#### Provided material

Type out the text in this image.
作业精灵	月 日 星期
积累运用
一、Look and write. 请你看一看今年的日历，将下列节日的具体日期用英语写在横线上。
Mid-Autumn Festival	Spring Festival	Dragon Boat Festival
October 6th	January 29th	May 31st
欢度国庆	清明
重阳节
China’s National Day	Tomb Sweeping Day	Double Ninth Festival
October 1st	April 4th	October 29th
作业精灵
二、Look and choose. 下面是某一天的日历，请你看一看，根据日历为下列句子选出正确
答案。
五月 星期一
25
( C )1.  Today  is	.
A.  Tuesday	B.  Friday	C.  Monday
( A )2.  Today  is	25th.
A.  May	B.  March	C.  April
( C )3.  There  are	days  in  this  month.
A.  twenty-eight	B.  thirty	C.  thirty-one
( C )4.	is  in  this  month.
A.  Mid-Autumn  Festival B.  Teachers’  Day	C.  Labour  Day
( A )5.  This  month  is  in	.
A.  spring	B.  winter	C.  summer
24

########
#### Provided material

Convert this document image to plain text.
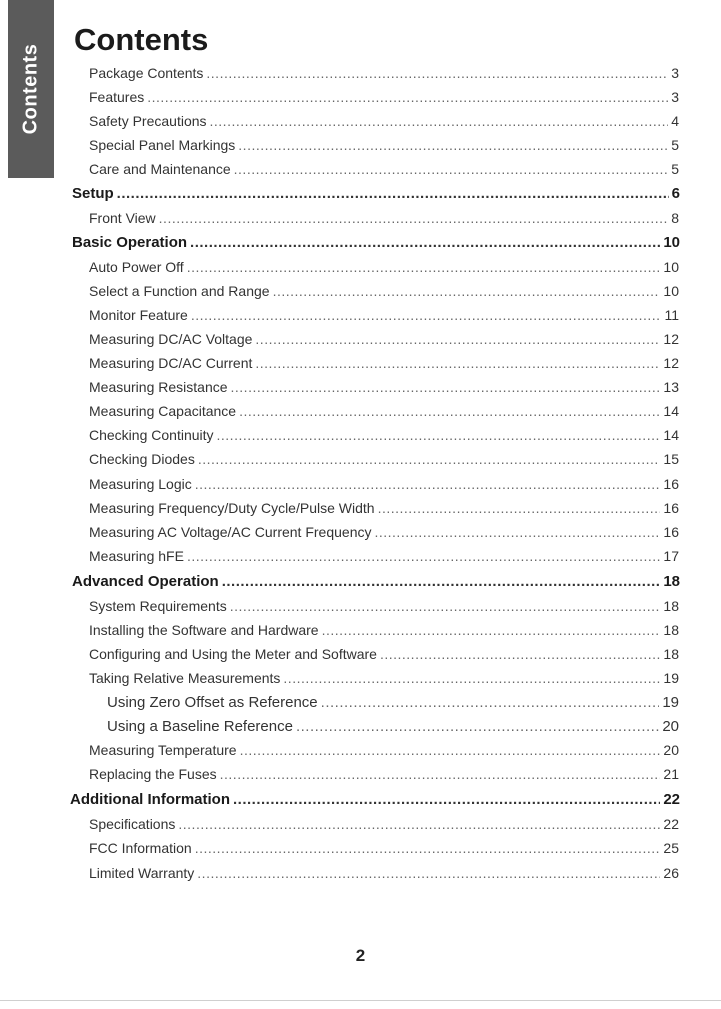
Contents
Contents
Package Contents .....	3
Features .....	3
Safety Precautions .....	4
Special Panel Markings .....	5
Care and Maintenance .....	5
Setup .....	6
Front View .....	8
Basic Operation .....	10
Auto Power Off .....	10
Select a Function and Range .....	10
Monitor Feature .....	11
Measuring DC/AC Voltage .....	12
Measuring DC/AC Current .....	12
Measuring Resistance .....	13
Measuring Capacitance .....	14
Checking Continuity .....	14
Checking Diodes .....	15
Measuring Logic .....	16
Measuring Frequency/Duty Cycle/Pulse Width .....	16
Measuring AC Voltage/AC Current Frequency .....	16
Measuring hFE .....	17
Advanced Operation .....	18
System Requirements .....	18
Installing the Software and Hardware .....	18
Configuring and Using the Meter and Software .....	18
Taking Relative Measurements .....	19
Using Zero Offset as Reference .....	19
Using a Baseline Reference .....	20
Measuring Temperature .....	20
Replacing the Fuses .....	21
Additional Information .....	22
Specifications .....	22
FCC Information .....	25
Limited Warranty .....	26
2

########
#### Provided material

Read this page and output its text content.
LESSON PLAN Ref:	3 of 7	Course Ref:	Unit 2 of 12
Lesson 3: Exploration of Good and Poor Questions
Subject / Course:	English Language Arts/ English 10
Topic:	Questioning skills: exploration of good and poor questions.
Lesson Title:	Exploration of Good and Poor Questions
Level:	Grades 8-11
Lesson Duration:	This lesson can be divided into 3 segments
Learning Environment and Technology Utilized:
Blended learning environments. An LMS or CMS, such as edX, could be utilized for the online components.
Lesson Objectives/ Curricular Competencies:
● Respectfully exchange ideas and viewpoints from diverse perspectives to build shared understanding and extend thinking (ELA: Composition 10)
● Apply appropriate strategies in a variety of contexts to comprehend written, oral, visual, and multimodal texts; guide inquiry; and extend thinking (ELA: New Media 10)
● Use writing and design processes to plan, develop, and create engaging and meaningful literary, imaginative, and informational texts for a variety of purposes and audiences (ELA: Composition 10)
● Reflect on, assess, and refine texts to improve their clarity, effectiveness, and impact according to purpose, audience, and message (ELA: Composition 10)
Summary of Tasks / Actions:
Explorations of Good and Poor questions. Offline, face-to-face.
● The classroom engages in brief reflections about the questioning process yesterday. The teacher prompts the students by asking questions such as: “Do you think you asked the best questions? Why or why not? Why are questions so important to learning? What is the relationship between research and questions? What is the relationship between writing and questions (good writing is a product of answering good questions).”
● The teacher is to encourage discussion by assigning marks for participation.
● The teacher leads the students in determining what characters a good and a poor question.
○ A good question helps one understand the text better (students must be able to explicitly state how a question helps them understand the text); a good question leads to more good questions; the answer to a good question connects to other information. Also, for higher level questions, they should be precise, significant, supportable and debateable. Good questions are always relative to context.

########

Problem requirements: For each line in the data above that contains the string "April", extract the line.

Response to the task:
October 1st	April 4th	October 29th
A.  May	B.  March	C.  April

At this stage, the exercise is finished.